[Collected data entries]

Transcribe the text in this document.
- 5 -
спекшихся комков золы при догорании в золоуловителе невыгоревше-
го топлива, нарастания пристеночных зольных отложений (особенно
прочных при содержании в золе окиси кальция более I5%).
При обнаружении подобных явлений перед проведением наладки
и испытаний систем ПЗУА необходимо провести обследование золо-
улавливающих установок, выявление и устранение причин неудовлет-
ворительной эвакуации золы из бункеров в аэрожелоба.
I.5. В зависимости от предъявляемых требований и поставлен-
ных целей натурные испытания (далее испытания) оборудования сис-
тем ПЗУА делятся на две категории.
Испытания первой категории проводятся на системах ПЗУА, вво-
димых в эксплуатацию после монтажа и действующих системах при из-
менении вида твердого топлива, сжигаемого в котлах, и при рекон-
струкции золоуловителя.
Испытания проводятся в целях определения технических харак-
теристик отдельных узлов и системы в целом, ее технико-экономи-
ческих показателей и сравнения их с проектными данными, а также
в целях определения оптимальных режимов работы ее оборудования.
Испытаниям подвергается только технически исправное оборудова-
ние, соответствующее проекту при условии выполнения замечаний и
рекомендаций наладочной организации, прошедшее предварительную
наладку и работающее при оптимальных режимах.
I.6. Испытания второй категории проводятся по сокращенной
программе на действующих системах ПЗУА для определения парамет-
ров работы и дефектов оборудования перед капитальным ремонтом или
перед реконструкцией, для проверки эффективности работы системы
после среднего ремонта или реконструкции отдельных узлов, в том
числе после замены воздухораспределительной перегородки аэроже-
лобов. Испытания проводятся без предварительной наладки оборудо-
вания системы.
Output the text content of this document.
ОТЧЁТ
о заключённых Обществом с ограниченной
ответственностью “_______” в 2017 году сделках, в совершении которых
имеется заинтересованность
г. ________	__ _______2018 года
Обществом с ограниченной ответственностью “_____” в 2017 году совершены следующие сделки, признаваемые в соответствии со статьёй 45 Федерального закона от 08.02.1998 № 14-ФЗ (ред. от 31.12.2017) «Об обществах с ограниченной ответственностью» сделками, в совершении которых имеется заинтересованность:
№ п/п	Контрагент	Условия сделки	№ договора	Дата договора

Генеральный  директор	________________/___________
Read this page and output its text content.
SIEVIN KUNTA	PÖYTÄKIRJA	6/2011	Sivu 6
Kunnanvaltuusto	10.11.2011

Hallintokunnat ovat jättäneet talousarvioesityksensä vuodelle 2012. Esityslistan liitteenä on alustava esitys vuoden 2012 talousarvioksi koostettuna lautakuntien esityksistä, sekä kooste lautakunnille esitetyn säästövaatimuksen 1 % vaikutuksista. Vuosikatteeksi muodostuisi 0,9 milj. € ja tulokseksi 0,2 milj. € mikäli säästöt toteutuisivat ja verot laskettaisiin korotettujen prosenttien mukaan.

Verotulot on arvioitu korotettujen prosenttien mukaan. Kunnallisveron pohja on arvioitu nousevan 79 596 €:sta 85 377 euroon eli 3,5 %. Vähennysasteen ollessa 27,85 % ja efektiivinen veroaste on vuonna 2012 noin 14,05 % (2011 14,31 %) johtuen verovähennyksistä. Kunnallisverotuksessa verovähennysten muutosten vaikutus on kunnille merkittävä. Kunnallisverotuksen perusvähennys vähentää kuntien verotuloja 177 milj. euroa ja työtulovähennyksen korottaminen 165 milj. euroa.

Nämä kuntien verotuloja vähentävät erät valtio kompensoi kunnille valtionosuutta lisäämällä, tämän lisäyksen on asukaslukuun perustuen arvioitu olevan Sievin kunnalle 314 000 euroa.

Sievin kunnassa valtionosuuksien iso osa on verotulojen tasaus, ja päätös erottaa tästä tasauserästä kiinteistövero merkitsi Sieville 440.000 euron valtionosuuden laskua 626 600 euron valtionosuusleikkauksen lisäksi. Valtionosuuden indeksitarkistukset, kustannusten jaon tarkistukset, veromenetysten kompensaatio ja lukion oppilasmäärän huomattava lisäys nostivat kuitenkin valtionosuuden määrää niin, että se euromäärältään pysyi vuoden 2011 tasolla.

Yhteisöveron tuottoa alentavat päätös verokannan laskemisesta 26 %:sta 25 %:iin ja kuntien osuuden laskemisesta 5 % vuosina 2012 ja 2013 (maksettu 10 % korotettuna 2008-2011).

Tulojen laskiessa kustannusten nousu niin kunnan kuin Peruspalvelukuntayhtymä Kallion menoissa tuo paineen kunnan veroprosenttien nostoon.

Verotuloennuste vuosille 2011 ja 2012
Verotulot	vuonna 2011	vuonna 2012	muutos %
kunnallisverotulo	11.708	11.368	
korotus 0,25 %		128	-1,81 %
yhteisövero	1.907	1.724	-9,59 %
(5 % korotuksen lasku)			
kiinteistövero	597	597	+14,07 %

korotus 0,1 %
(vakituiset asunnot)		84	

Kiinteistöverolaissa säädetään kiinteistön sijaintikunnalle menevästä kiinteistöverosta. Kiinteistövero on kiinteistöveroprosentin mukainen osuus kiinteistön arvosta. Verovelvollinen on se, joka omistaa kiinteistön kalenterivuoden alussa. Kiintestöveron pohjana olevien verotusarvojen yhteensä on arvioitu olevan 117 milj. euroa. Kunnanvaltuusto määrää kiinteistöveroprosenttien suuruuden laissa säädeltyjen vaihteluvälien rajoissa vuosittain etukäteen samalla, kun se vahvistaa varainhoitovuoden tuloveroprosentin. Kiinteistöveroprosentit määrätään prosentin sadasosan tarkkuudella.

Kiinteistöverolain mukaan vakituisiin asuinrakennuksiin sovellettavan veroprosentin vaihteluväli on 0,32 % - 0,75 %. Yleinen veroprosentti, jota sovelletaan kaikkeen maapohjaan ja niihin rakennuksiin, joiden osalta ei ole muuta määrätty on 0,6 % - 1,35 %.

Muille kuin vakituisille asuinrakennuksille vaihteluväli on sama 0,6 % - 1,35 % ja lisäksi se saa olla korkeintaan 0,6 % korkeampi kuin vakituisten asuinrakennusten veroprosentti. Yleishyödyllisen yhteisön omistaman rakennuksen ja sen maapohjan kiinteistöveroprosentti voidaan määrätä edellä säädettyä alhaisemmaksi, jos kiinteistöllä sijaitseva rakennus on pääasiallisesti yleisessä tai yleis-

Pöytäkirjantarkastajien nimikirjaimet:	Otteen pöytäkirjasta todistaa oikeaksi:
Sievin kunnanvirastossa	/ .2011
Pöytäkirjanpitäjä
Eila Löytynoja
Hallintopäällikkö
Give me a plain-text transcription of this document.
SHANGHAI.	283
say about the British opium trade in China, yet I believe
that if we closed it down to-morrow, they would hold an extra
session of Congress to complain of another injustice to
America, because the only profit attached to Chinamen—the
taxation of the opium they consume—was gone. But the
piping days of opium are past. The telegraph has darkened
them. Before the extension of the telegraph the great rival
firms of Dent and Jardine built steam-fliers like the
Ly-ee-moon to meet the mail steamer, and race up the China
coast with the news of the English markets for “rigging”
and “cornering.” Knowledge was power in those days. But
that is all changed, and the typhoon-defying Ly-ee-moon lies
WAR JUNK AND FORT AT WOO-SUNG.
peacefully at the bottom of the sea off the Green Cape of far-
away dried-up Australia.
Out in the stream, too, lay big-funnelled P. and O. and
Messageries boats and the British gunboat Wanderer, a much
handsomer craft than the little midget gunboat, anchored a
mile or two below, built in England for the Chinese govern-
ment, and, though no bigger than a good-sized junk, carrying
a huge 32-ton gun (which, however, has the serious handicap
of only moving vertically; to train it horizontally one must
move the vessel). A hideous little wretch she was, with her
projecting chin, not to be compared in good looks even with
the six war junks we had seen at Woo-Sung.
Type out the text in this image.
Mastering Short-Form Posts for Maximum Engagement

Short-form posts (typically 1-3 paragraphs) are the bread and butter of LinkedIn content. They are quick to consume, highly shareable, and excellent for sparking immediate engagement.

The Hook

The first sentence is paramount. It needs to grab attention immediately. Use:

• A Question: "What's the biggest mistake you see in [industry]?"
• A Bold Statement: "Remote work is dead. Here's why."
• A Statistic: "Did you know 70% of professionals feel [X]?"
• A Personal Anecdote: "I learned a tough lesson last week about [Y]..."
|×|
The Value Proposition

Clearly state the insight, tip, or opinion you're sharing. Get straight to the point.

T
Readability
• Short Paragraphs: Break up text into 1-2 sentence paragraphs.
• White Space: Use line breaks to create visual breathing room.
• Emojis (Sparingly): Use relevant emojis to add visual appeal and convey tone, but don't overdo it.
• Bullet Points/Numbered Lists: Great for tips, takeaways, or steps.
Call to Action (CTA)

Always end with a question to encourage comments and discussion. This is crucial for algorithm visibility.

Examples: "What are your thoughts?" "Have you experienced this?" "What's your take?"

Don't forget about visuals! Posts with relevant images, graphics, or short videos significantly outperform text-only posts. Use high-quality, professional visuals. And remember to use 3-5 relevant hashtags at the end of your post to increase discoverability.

**Required work:** Each line in the listing above that contains "Verotulot" should be copied.

**Solution below:**
Verotulot on arvioitu korotettujen prosenttien mukaan. Kunnallisveron pohja on arvioitu nousevan 79 596 €:sta 85 377 euroon eli 3,5 %. Vähennysasteen ollessa 27,85 % ja efektiivinen veroaste on vuonna 2012 noin 14,05 % (2011 14,31 %) johtuen verovähennyksistä. Kunnallisverotuksessa verovähennysten muutosten vaikutus on kunnille merkittävä. Kunnallisverotuksen perusvähennys vähentää kuntien verotuloja 177 milj. euroa ja työtulovähennyksen korottaminen 165 milj. euroa.
Verotulot	vuonna 2011	vuonna 2012	muutos %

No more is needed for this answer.